Given task:
Lines that include the word "thường" are the ones to copy.

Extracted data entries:
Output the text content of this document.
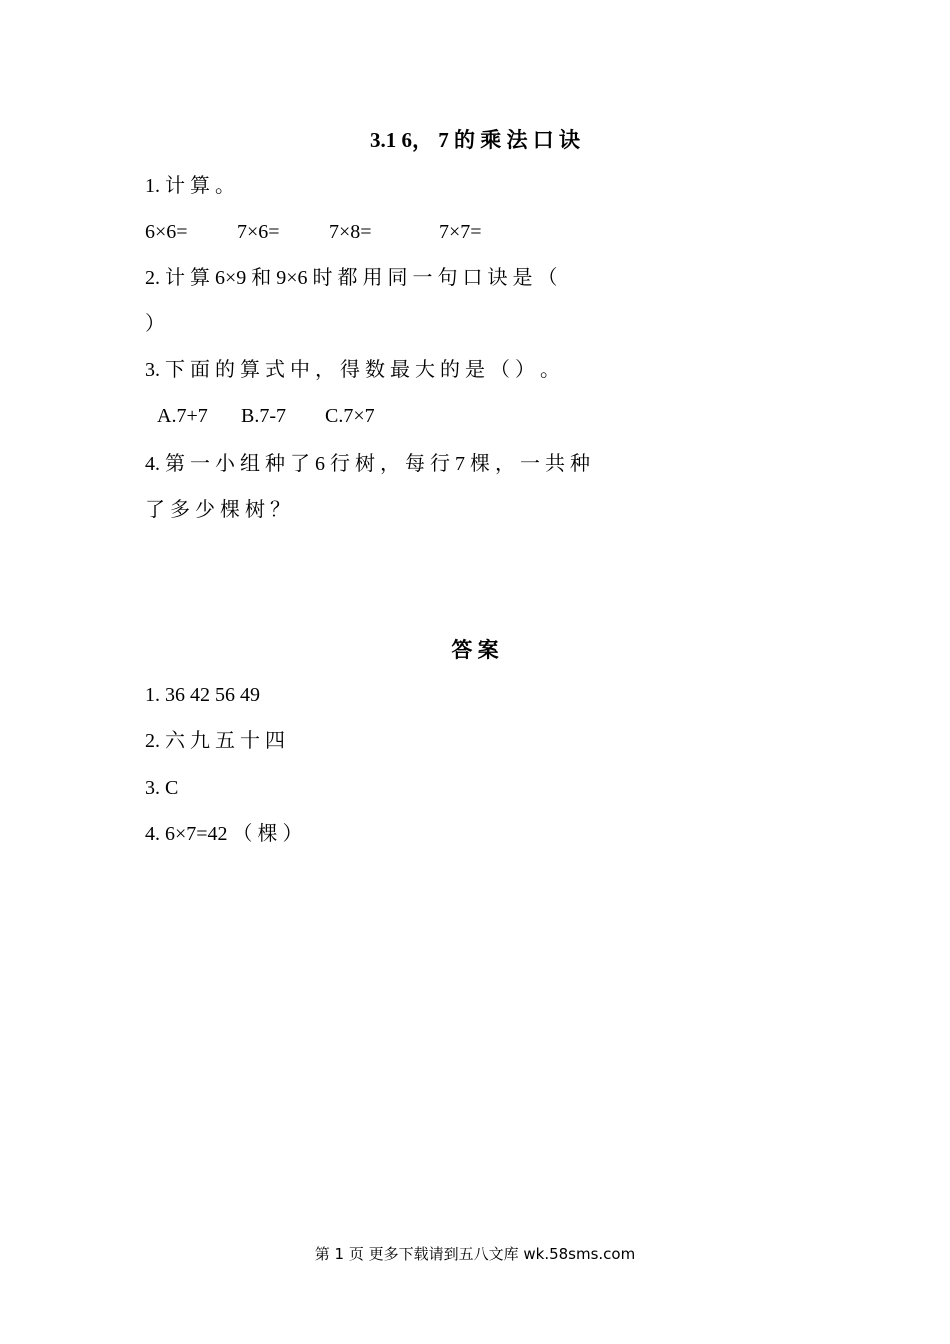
3.1 6， 7 的 乘 法 口 诀
1. 计 算 。
6×6= 7×6= 7×8=	7×7=
2. 计 算 6×9 和 9×6 时 都 用 同 一 句 口 诀 是 （
）
3. 下 面 的 算 式 中 ， 得 数 最 大 的 是 （ ） 。
A.7+7 B.7-7 C.7×7
4. 第 一 小 组 种 了 6 行 树 ， 每 行 7 棵 ， 一 共 种
了 多 少 棵 树 ？
答 案
1. 36 42 56 49
2. 六 九 五 十 四
3. C
4. 6×7=42 （ 棵 ）
第 1 页 更多下载请到五八文库 wk.58sms.com
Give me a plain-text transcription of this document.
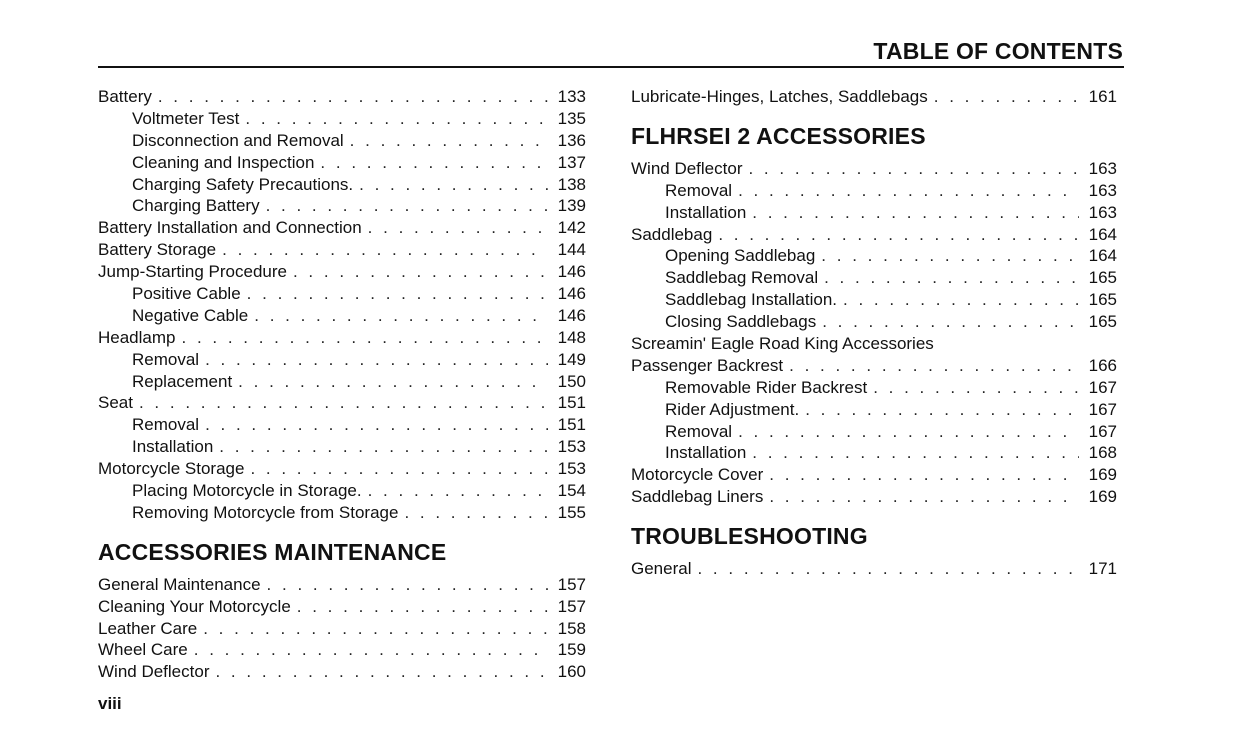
TABLE OF CONTENTS
Battery . . .	133
Voltmeter Test . . .	135
Disconnection and Removal . . .	136
Cleaning and Inspection . . .	137
Charging Safety Precautions. . . .	138
Charging Battery . . .	139
Battery Installation and Connection . . .	142
Battery Storage . . .	144
Jump-Starting Procedure . . .	146
Positive Cable . . .	146
Negative Cable . . .	146
Headlamp . . .	148
Removal . . .	149
Replacement . . .	150
Seat . . .	151
Removal . . .	151
Installation . . .	153
Motorcycle Storage . . .	153
Placing Motorcycle in Storage. . . .	154
Removing Motorcycle from Storage . . .	155
ACCESSORIES MAINTENANCE
General Maintenance . . .	157
Cleaning Your Motorcycle . . .	157
Leather Care . . .	158
Wheel Care . . .	159
Wind Deflector . . .	160
Lubricate-Hinges, Latches, Saddlebags . . .	161
FLHRSEI 2 ACCESSORIES
Wind Deflector . . .	163
Removal . . .	163
Installation . . .	163
Saddlebag . . .	164
Opening Saddlebag . . .	164
Saddlebag Removal . . .	165
Saddlebag Installation. . . .	165
Closing Saddlebags . . .	165
Screamin' Eagle Road King Accessories
Passenger Backrest . . .	166
Removable Rider Backrest . . .	167
Rider Adjustment. . . .	167
Removal . . .	167
Installation . . .	168
Motorcycle Cover . . .	169
Saddlebag Liners . . .	169
TROUBLESHOOTING
General . . .	171
viii
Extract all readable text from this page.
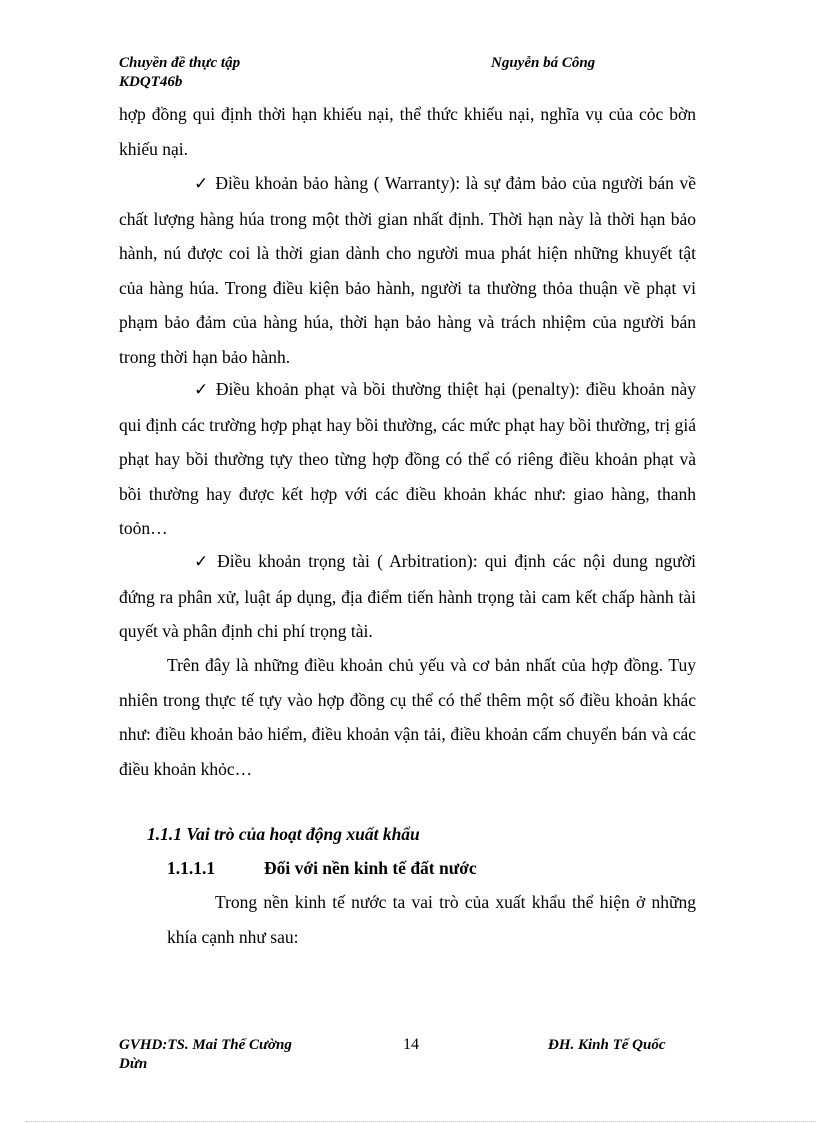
Chuyền đề thực tập
KDQT46b
Nguyễn bá Công

hợp đồng qui định thời hạn khiếu nại, thể thức khiếu nại, nghĩa vụ của cỏc bờn khiếu nại.

✓ Điều khoản bảo hàng ( Warranty): là sự đảm bảo của người bán về chất lượng hàng húa trong một thời gian nhất định. Thời hạn này là thời hạn bảo hành, nú được coi là thời gian dành cho người mua phát hiện những khuyết tật của hàng húa. Trong điều kiện bảo hành, người ta thường thỏa thuận về phạt vi phạm bảo đảm của hàng húa, thời hạn bảo hàng và trách nhiệm của người bán trong thời hạn bảo hành.

✓ Điều khoản phạt và bồi thường thiệt hại (penalty): điều khoản này qui định các trường hợp phạt hay bồi thường, các mức phạt hay bồi thường, trị giá phạt hay bồi thường tựy theo từng hợp đồng có thể có riêng điều khoản phạt và bồi thường hay được kết hợp với các điều khoản khác như: giao hàng, thanh toỏn…

✓ Điều khoản trọng tài ( Arbitration): qui định các nội dung người đứng ra phân xử, luật áp dụng, địa điểm tiến hành trọng tài cam kết chấp hành tài quyết và phân định chi phí trọng tài.

Trên đây là những điều khoản chủ yếu và cơ bản nhất của hợp đồng. Tuy nhiên trong thực tế tựy vào hợp đồng cụ thể có thể thêm một số điều khoản khác như: điều khoản bảo hiểm, điều khoản vận tải, điều khoản cấm chuyển bán và các điều khoản khỏc…

1.1.1 Vai trò của hoạt động xuất khẩu
1.1.1.1	Đối với nền kinh tế đất nước

Trong nền kinh tế nước ta vai trò của xuất khẩu thể hiện ở những khía cạnh như sau:

GVHD:TS. Mai Thế Cường
Dừn
14	ĐH. Kinh Tế Quốc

Worked answer:
✓ Điều khoản bảo hàng ( Warranty): là sự đảm bảo của người bán về chất lượng hàng húa trong một thời gian nhất định. Thời hạn này là thời hạn bảo hành, nú được coi là thời gian dành cho người mua phát hiện những khuyết tật của hàng húa. Trong điều kiện bảo hành, người ta thường thỏa thuận về phạt vi phạm bảo đảm của hàng húa, thời hạn bảo hàng và trách nhiệm của người bán trong thời hạn bảo hành.
✓ Điều khoản phạt và bồi thường thiệt hại (penalty): điều khoản này qui định các trường hợp phạt hay bồi thường, các mức phạt hay bồi thường, trị giá phạt hay bồi thường tựy theo từng hợp đồng có thể có riêng điều khoản phạt và bồi thường hay được kết hợp với các điều khoản khác như: giao hàng, thanh toỏn…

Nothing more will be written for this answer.